═══ Records for the exercise ═══

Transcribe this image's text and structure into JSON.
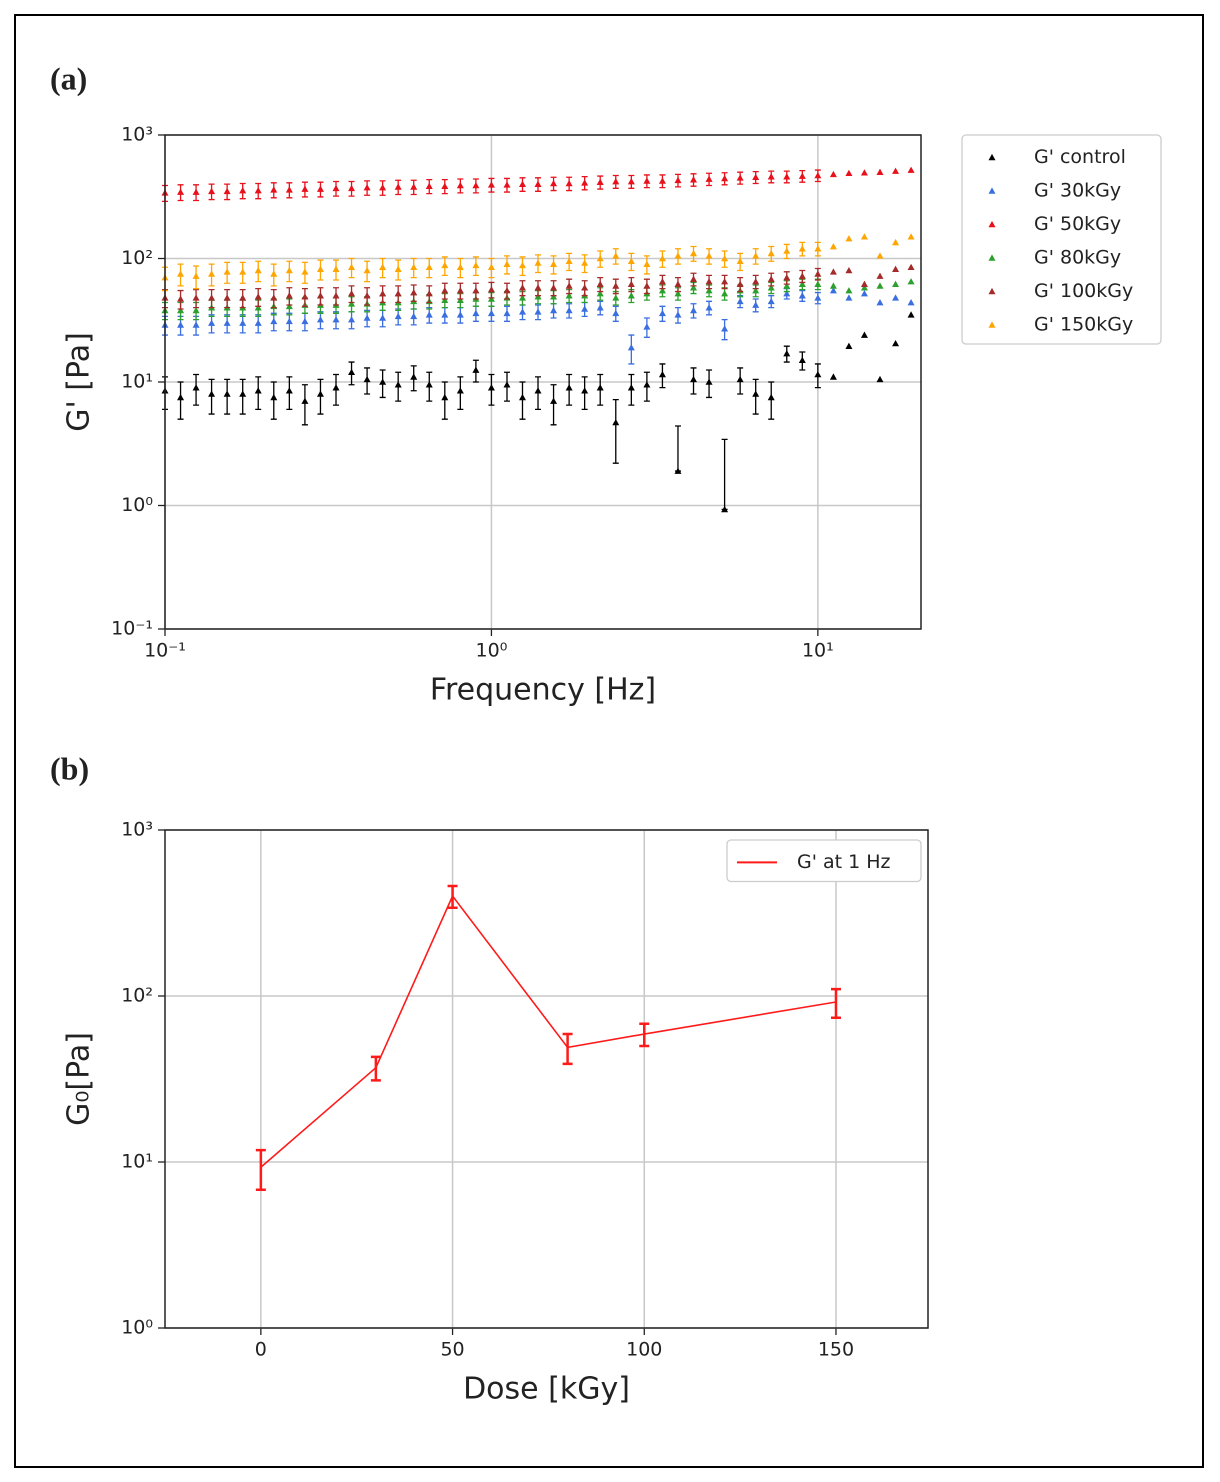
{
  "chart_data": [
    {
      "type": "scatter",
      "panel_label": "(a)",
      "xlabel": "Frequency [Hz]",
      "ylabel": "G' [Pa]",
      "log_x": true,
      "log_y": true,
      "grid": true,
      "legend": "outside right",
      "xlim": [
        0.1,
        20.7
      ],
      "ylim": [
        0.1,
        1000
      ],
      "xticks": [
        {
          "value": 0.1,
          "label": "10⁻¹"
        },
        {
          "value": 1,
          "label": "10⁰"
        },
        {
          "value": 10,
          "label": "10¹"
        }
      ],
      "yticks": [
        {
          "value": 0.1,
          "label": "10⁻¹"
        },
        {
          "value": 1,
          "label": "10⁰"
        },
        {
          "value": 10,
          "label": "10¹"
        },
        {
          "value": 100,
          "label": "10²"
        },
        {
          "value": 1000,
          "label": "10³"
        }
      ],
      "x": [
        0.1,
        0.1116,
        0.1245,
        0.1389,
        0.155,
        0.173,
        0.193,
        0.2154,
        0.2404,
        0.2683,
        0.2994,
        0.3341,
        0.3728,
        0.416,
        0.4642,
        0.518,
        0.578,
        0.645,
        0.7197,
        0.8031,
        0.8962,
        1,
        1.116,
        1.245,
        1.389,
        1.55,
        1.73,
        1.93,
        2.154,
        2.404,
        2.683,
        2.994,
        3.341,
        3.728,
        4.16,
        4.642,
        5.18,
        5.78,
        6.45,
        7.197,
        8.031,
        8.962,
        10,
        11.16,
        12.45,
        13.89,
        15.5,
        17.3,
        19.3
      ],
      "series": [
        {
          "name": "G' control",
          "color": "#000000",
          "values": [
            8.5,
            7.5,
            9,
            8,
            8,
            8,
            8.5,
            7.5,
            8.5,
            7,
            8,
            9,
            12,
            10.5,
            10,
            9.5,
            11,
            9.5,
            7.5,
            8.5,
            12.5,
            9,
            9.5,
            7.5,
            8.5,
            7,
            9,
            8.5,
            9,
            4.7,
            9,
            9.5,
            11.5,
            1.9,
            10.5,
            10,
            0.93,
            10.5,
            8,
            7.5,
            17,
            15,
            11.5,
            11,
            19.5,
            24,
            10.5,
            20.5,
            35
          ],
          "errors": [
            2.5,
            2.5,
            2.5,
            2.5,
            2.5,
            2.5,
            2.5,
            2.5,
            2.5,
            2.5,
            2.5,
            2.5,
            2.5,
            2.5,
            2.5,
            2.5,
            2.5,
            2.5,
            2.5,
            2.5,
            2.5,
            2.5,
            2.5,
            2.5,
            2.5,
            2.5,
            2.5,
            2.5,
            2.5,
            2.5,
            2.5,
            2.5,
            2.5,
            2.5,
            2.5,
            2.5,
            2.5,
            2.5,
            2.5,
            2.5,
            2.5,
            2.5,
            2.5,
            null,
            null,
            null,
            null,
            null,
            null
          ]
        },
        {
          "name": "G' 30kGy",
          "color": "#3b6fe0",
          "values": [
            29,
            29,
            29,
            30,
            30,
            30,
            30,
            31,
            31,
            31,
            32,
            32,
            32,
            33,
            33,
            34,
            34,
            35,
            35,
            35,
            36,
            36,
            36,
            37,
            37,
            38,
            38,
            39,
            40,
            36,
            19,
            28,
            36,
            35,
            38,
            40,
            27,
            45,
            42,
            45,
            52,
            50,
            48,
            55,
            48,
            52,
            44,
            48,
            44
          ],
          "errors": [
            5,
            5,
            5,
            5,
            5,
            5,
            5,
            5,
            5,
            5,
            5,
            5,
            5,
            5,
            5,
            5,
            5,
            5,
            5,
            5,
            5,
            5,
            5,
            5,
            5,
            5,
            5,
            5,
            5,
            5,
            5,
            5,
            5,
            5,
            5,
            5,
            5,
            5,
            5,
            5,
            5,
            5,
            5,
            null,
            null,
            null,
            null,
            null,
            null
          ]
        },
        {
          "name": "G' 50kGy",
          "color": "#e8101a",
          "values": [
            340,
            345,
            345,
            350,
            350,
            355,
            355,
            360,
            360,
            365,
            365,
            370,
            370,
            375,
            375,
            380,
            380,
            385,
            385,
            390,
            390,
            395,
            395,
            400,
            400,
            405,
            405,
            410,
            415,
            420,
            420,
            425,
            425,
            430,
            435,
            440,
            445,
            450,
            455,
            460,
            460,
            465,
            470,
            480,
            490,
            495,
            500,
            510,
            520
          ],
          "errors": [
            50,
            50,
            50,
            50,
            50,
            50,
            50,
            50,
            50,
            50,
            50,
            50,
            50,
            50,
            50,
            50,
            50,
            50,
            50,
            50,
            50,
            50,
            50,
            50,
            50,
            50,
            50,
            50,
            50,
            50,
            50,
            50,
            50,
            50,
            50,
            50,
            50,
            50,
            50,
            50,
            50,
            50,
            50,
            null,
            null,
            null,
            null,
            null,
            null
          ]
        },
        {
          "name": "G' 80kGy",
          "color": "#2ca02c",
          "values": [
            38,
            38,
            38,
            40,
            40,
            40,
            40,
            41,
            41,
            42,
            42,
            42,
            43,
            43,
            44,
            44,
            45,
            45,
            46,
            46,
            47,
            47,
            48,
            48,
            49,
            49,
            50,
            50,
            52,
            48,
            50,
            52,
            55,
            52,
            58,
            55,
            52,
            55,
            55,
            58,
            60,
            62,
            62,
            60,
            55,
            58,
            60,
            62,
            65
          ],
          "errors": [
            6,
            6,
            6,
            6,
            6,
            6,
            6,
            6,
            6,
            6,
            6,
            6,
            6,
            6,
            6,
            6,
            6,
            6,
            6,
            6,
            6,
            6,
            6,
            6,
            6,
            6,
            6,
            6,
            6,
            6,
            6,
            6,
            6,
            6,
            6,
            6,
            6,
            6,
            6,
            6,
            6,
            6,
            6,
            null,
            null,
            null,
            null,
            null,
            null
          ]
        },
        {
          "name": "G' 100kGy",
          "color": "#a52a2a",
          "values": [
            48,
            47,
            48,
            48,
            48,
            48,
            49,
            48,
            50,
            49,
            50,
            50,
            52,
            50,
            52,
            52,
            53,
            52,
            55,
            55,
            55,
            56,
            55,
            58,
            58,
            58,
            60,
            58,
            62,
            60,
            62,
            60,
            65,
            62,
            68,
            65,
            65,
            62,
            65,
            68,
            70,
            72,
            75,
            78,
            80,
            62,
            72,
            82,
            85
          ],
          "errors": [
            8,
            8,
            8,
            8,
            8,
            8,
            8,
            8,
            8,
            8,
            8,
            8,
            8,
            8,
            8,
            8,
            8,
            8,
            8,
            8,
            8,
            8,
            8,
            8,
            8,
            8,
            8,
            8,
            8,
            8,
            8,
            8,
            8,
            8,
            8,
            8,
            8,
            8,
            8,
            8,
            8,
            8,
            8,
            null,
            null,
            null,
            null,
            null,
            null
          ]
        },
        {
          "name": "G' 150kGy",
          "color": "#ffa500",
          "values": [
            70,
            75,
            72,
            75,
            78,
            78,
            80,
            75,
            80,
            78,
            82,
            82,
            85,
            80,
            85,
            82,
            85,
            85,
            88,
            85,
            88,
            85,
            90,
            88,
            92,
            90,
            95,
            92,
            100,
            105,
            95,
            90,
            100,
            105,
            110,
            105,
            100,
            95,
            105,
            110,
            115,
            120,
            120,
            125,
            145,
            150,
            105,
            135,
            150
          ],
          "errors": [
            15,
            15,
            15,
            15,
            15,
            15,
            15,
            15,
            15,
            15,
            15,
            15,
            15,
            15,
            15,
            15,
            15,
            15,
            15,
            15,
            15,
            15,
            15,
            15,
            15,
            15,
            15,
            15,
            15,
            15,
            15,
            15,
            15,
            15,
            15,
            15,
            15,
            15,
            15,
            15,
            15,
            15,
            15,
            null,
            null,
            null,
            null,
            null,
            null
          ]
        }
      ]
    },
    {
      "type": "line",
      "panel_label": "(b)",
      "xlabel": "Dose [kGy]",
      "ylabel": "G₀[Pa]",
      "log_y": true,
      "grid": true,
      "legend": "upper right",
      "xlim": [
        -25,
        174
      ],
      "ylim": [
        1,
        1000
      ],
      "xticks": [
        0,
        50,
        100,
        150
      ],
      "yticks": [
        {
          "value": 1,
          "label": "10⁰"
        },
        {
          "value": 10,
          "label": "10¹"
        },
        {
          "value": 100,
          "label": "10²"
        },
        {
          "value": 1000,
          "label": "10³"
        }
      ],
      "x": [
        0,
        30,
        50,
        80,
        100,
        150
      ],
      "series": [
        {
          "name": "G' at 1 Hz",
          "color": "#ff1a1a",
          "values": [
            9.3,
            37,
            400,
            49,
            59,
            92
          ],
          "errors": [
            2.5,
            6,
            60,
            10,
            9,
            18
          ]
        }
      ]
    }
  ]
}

═══
═══ Records for the exercise ═══

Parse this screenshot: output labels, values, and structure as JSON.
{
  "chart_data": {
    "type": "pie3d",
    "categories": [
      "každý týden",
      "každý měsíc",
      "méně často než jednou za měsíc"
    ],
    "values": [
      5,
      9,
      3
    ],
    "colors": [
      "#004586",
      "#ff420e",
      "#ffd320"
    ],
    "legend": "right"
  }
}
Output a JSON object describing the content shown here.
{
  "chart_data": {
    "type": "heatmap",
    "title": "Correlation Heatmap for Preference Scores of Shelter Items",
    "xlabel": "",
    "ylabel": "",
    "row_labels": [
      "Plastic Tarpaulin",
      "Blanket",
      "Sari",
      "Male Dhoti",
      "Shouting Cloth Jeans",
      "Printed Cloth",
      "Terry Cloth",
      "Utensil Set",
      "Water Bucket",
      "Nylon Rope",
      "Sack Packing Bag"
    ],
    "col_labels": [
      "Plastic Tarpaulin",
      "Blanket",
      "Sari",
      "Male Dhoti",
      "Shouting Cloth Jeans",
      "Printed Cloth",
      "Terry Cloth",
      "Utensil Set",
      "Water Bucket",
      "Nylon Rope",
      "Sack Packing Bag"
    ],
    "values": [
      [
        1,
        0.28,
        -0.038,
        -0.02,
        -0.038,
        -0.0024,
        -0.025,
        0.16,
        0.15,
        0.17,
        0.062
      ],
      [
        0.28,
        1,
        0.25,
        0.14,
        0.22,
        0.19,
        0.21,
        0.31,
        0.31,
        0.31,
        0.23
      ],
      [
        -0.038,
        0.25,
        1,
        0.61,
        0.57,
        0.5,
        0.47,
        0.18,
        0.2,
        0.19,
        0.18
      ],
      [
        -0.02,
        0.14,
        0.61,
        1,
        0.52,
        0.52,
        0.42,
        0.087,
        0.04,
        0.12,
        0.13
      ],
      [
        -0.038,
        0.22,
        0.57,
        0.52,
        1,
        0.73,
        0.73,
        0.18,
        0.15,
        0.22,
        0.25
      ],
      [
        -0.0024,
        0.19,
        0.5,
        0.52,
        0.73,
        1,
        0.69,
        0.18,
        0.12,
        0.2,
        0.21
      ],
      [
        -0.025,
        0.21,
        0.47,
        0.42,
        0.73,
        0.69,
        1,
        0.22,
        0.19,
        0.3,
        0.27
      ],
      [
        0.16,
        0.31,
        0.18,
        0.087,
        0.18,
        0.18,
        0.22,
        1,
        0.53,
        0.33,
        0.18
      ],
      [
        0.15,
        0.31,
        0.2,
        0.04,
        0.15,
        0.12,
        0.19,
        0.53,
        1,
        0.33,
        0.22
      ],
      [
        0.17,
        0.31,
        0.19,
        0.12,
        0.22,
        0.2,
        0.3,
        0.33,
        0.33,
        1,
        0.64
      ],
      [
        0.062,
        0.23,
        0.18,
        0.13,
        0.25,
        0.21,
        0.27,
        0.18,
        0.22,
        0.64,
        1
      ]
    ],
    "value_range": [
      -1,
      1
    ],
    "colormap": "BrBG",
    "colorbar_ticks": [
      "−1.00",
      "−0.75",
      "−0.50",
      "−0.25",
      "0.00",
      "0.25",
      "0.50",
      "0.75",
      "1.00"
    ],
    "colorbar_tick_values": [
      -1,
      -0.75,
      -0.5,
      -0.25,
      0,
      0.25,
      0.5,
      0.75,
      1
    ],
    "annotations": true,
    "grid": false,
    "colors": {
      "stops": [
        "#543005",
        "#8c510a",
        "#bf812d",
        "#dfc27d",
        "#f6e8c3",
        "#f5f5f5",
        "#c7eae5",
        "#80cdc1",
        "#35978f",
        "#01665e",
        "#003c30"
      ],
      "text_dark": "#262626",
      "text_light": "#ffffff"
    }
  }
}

═══
═══ Records for the exercise ═══

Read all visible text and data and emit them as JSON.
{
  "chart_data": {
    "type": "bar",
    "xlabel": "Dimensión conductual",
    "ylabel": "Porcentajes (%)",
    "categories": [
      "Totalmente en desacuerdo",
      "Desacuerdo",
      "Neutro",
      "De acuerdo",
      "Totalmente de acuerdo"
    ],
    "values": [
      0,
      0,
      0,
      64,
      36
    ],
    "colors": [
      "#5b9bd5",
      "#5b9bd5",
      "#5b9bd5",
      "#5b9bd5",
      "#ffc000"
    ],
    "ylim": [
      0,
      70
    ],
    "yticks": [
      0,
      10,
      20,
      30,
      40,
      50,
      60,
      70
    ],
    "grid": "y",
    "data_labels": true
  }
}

═══

--- What you are asked to do ---
Which lines include the word "grid"? Copy every one of them.

--- Solution for this task ---
      "grid": true,
      "grid": true,
    "grid": false,
    "grid": "y",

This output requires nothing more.